═════ Material supplied ═════

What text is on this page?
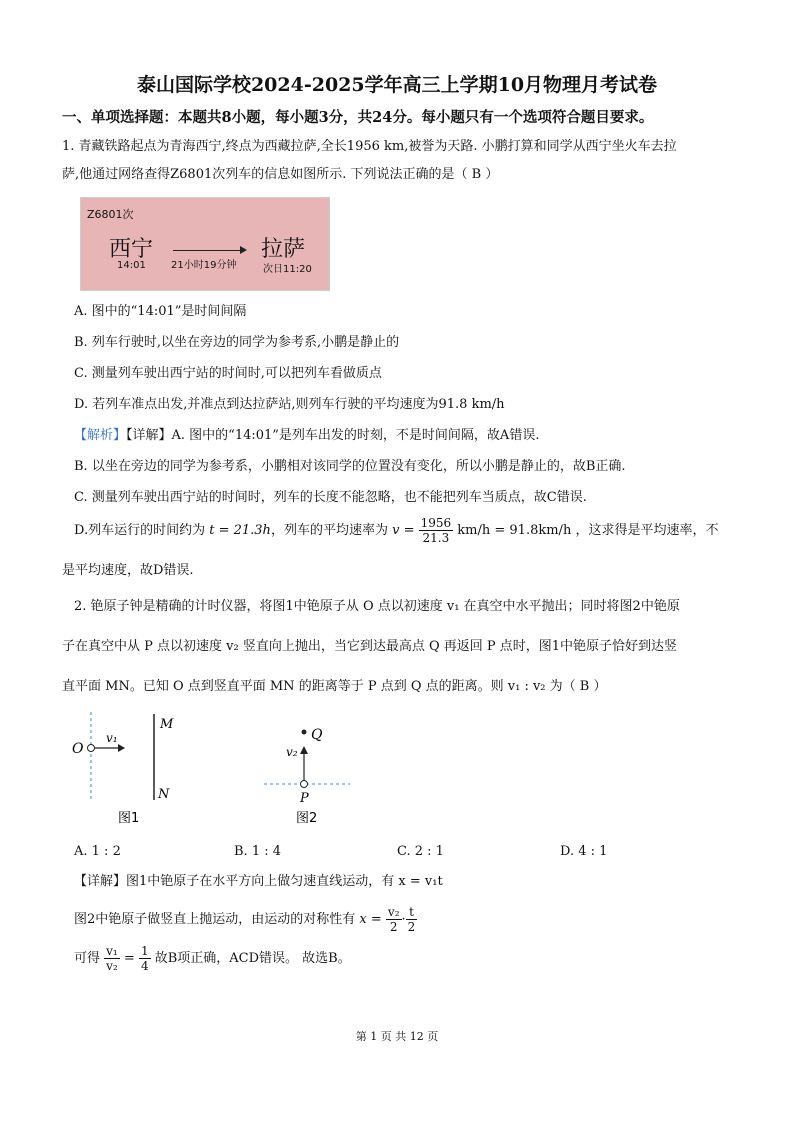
泰山国际学校2024-2025学年高三上学期10月物理月考试卷
一、单项选择题：本题共8小题，每小题3分，共24分。每小题只有一个选项符合题目要求。
1. 青藏铁路起点为青海西宁,终点为西藏拉萨,全长1956 km,被誉为天路. 小鹏打算和同学从西宁坐火车去拉
萨,他通过网络查得Z6801次列车的信息如图所示. 下列说法正确的是（ B ）
Z6801次
西宁
14:01	21小时19分钟
拉萨
次日11:20
A. 图中的“14:01”是时间间隔
B. 列车行驶时,以坐在旁边的同学为参考系,小鹏是静止的
C. 测量列车驶出西宁站的时间时,可以把列车看做质点
D. 若列车准点出发,并准点到达拉萨站,则列车行驶的平均速度为91.8 km/h
【解析】【详解】A. 图中的“14:01”是列车出发的时刻，不是时间间隔，故A错误.
B. 以坐在旁边的同学为参考系，小鹏相对该同学的位置没有变化，所以小鹏是静止的，故B正确.
C. 测量列车驶出西宁站的时间时，列车的长度不能忽略，也不能把列车当质点，故C错误.
D.列车运行的时间约为 t = 21.3h，列车的平均速率为 $v = \frac{1956}{21.3} km/h = 91.8km/h$ ，这求得是平均速率，不
是平均速度，故D错误.
2. 铯原子钟是精确的计时仪器，将图1中铯原子从 O 点以初速度 v₁ 在真空中水平抛出；同时将图2中铯原
子在真空中从 P 点以初速度 v₂ 竖直向上抛出，当它到达最高点 Q 再返回 P 点时，图1中铯原子恰好到达竖
直平面 MN。已知 O 点到竖直平面 MN 的距离等于 P 点到 Q 点的距离。则 v₁ : v₂ 为（ B ）
O
v₁
M
N
图1
Q
v₂
P
图2
A. 1 : 2	B. 1 : 4	C. 2 : 1	D. 4 : 1
【详解】图1中铯原子在水平方向上做匀速直线运动，有 x = v₁t
图2中铯原子做竖直上抛运动，由运动的对称性有 $x = \frac{\text{v₂}}{2} \cdot \frac{t}{2}$
可得 $\frac{\text{v₁}}{\text{v₂}} = \frac{1}{4}$ 故B项正确，ACD错误。 故选B。
第 1 页 共 12 页
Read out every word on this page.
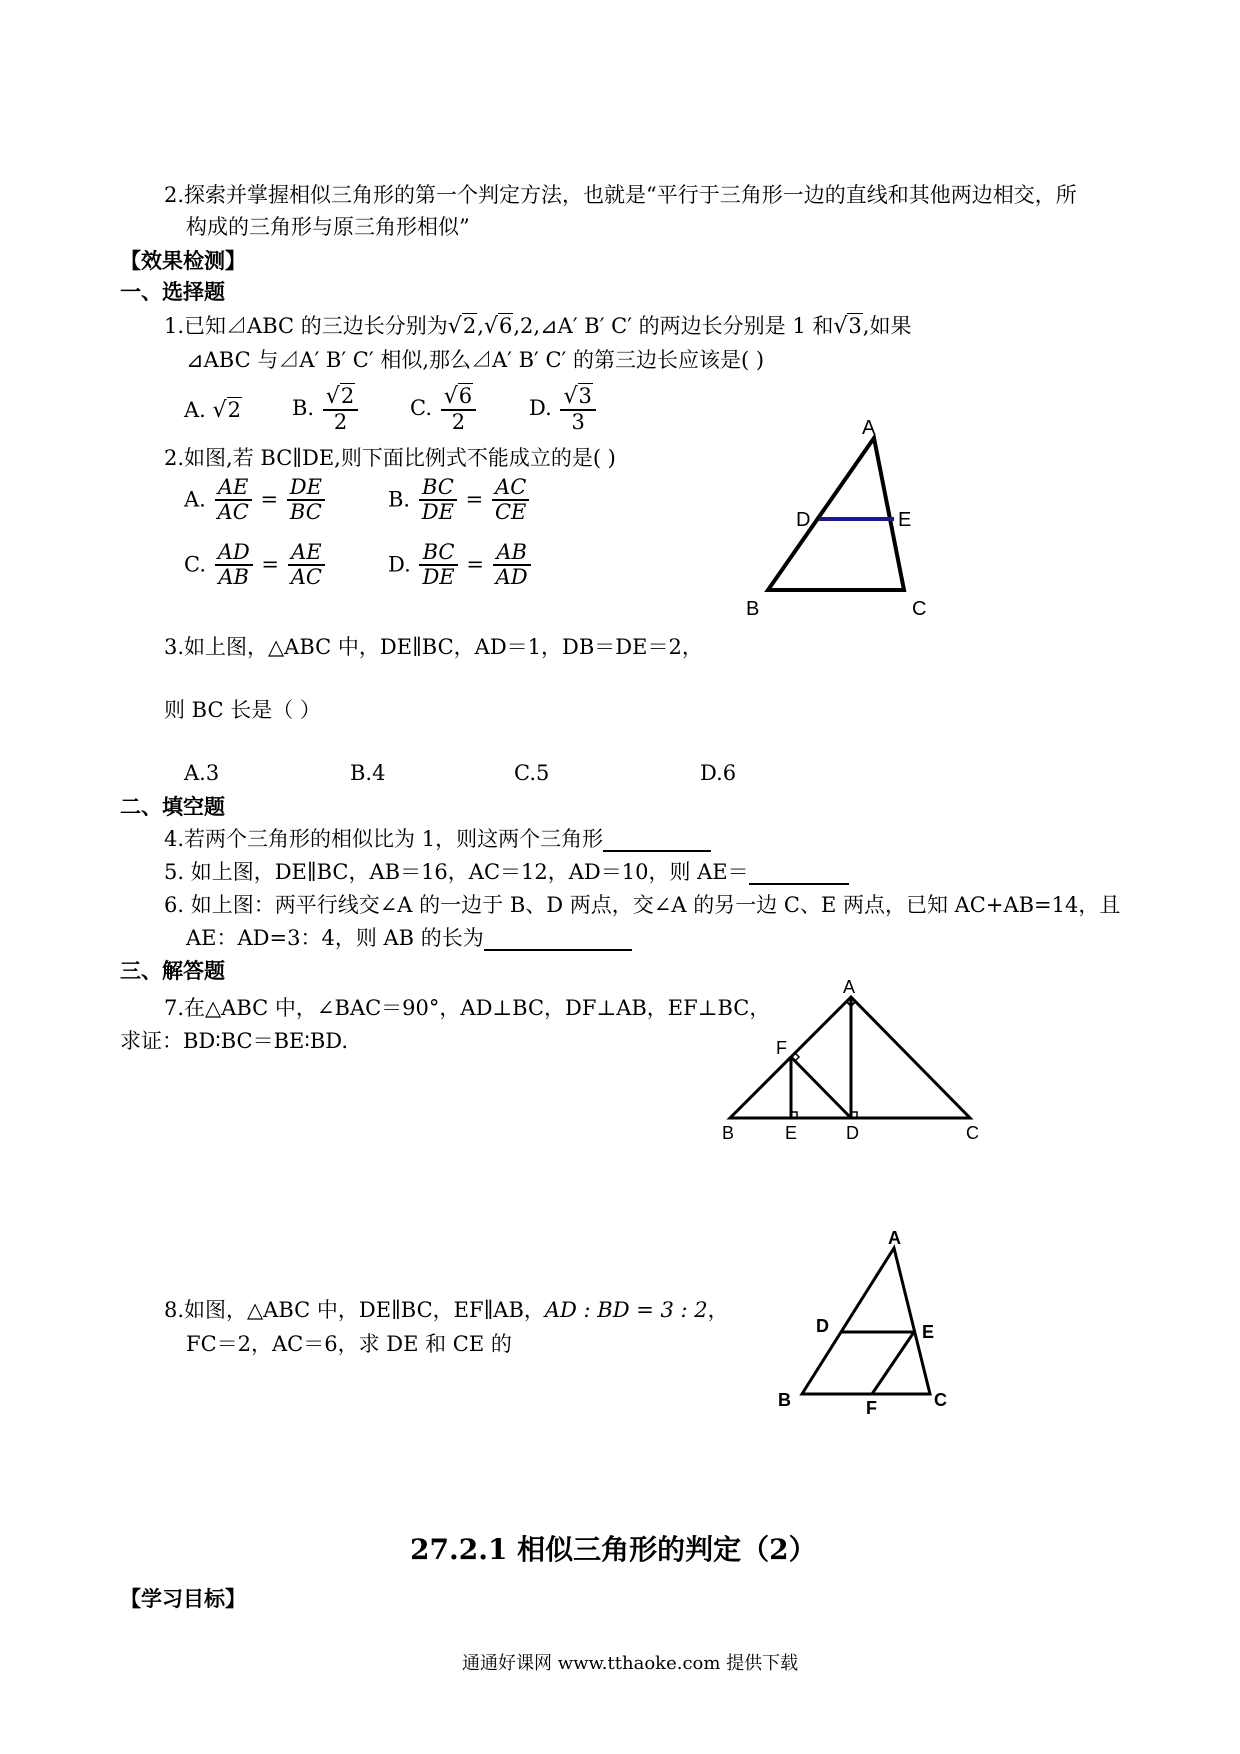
2.探索并掌握相似三角形的第一个判定方法，也就是“平行于三角形一边的直线和其他两边相交，所
构成的三角形与原三角形相似”
【效果检测】
一、选择题
1.已知⊿ABC 的三边长分别为√2,√6,2,⊿A′ B′ C′ 的两边长分别是 1 和√3,如果
⊿ABC 与⊿A′ B′ C′ 相似,那么⊿A′ B′ C′ 的第三边长应该是( )
A. √2 B. $\frac{√2}{2} C$. $\frac{√6}{2}$	D. $\frac{√3}{3}$
2.如图,若 BC∥DE,则下面比例式不能成立的是( )
A. $\frac{AE}{AC} = \frac{DE}{BC}$	B. $\frac{BC}{DE} = \frac{AC}{CE}$
C. $\frac{AD}{AB} = \frac{AE}{AC}$	D. $\frac{BC}{DE} = \frac{AB}{AD}$
A
B	C
D	E
3.如上图，△ABC 中，DE∥BC，AD＝1，DB＝DE＝2，
则 BC 长是（ ）
A.3	B.4	C.5	D.6
二、填空题
4.若两个三角形的相似比为 1，则这两个三角形
5. 如上图，DE∥BC，AB＝16，AC＝12，AD＝10，则 AE＝
6. 如上图：两平行线交∠A 的一边于 B、D 两点，交∠A 的另一边 C、E 两点，已知 AC+AB=14，且
AE：AD=3：4，则 AB 的长为
三、解答题
7.在△ABC 中，∠BAC＝90°，AD⊥BC，DF⊥AB，EF⊥BC，
求证：BD∶BC＝BE∶BD.
A
B	C
D
E
F
8.如图，△ABC 中，DE∥BC，EF∥AB，AD : BD = 3 : 2，
FC＝2，AC＝6，求 DE 和 CE 的
A
B	C
D	E
F
27.2.1 相似三角形的判定（2）
【学习目标】
通通好课网 www.tthaoke.com 提供下载
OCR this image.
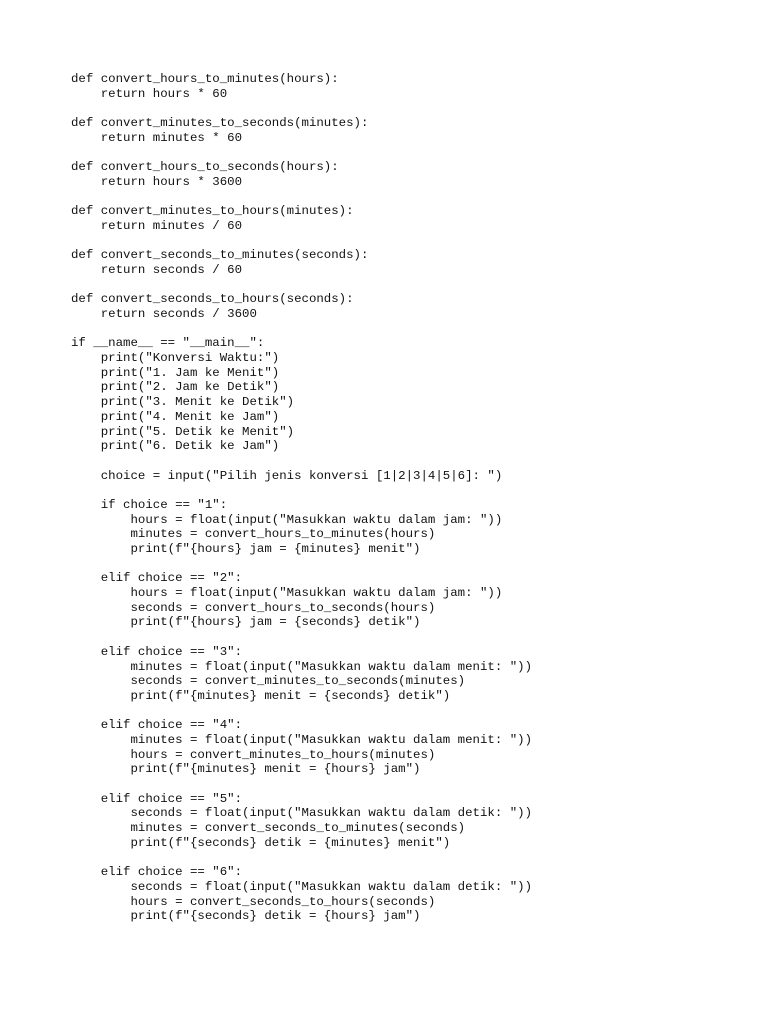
def convert_hours_to_minutes(hours):
return hours * 60
def convert_minutes_to_seconds(minutes):
return minutes * 60
def convert_hours_to_seconds(hours):
return hours * 3600
def convert_minutes_to_hours(minutes):
return minutes / 60
def convert_seconds_to_minutes(seconds):
return seconds / 60
def convert_seconds_to_hours(seconds):
return seconds / 3600
if __name__ == "__main__":
print("Konversi Waktu:")
print("1. Jam ke Menit")
print("2. Jam ke Detik")
print("3. Menit ke Detik")
print("4. Menit ke Jam")
print("5. Detik ke Menit")
print("6. Detik ke Jam")
choice = input("Pilih jenis konversi [1|2|3|4|5|6]: ")
if choice == "1":
hours = float(input("Masukkan waktu dalam jam: "))
minutes = convert_hours_to_minutes(hours)
print(f"{hours} jam = {minutes} menit")
elif choice == "2":
hours = float(input("Masukkan waktu dalam jam: "))
seconds = convert_hours_to_seconds(hours)
print(f"{hours} jam = {seconds} detik")
elif choice == "3":
minutes = float(input("Masukkan waktu dalam menit: "))
seconds = convert_minutes_to_seconds(minutes)
print(f"{minutes} menit = {seconds} detik")
elif choice == "4":
minutes = float(input("Masukkan waktu dalam menit: "))
hours = convert_minutes_to_hours(minutes)
print(f"{minutes} menit = {hours} jam")
elif choice == "5":
seconds = float(input("Masukkan waktu dalam detik: "))
minutes = convert_seconds_to_minutes(seconds)
print(f"{seconds} detik = {minutes} menit")
elif choice == "6":
seconds = float(input("Masukkan waktu dalam detik: "))
hours = convert_seconds_to_hours(seconds)
print(f"{seconds} detik = {hours} jam")
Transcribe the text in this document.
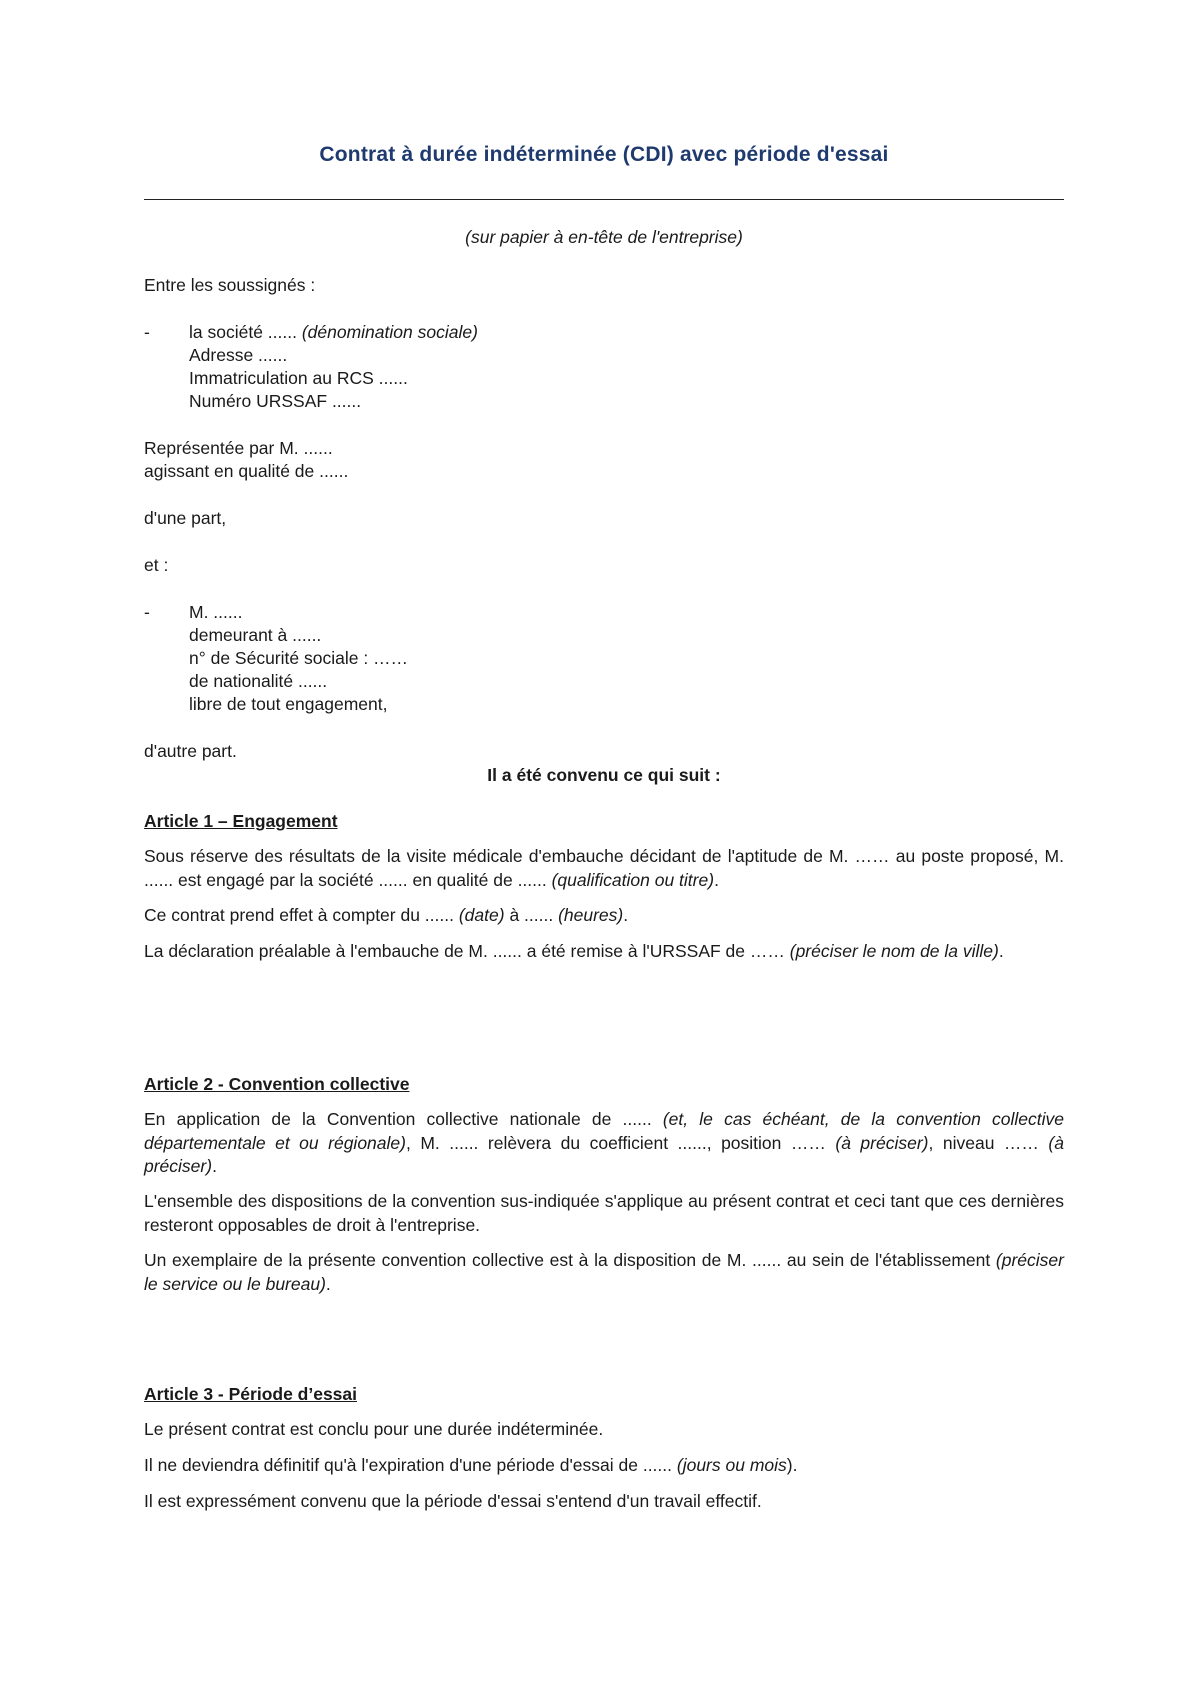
Contrat à durée indéterminée (CDI) avec période d'essai
(sur papier à en-tête de l'entreprise)
Entre les soussignés :
- la société ...... (dénomination sociale)
Adresse ......
Immatriculation au RCS ......
Numéro URSSAF ......
Représentée par M. ......
agissant en qualité de ......
d'une part,
et :
- M. ......
demeurant à ......
n° de Sécurité sociale : ……
de nationalité ......
libre de tout engagement,
d'autre part.
Il a été convenu ce qui suit :
Article 1 – Engagement
Sous réserve des résultats de la visite médicale d'embauche décidant de l'aptitude de M. …… au poste proposé, M. ...... est engagé par la société ...... en qualité de ...... (qualification ou titre).
Ce contrat prend effet à compter du ...... (date) à ...... (heures).
La déclaration préalable à l'embauche de M. ...... a été remise à l'URSSAF de …… (préciser le nom de la ville).
Article 2 - Convention collective
En application de la Convention collective nationale de ...... (et, le cas échéant, de la convention collective départementale et ou régionale), M. ...... relèvera du coefficient ......, position …… (à préciser), niveau …… (à préciser).
L'ensemble des dispositions de la convention sus-indiquée s'applique au présent contrat et ceci tant que ces dernières resteront opposables de droit à l'entreprise.
Un exemplaire de la présente convention collective est à la disposition de M. ...... au sein de l'établissement (préciser le service ou le bureau).
Article 3 - Période d’essai
Le présent contrat est conclu pour une durée indéterminée.
Il ne deviendra définitif qu'à l'expiration d'une période d'essai de ...... (jours ou mois).
Il est expressément convenu que la période d'essai s'entend d'un travail effectif.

═════

* Your task:
From the listing above, copy all lines holding the word "text".

* Response to the exercise:
What text is on this page?
图2中铯原子做竖直上抛运动，由运动的对称性有 $x = \frac{\text{v₂}}{2} \cdot \frac{t}{2}$
可得 $\frac{\text{v₁}}{\text{v₂}} = \frac{1}{4}$ 故B项正确，ACD错误。 故选B。
Transcribe the text in this document.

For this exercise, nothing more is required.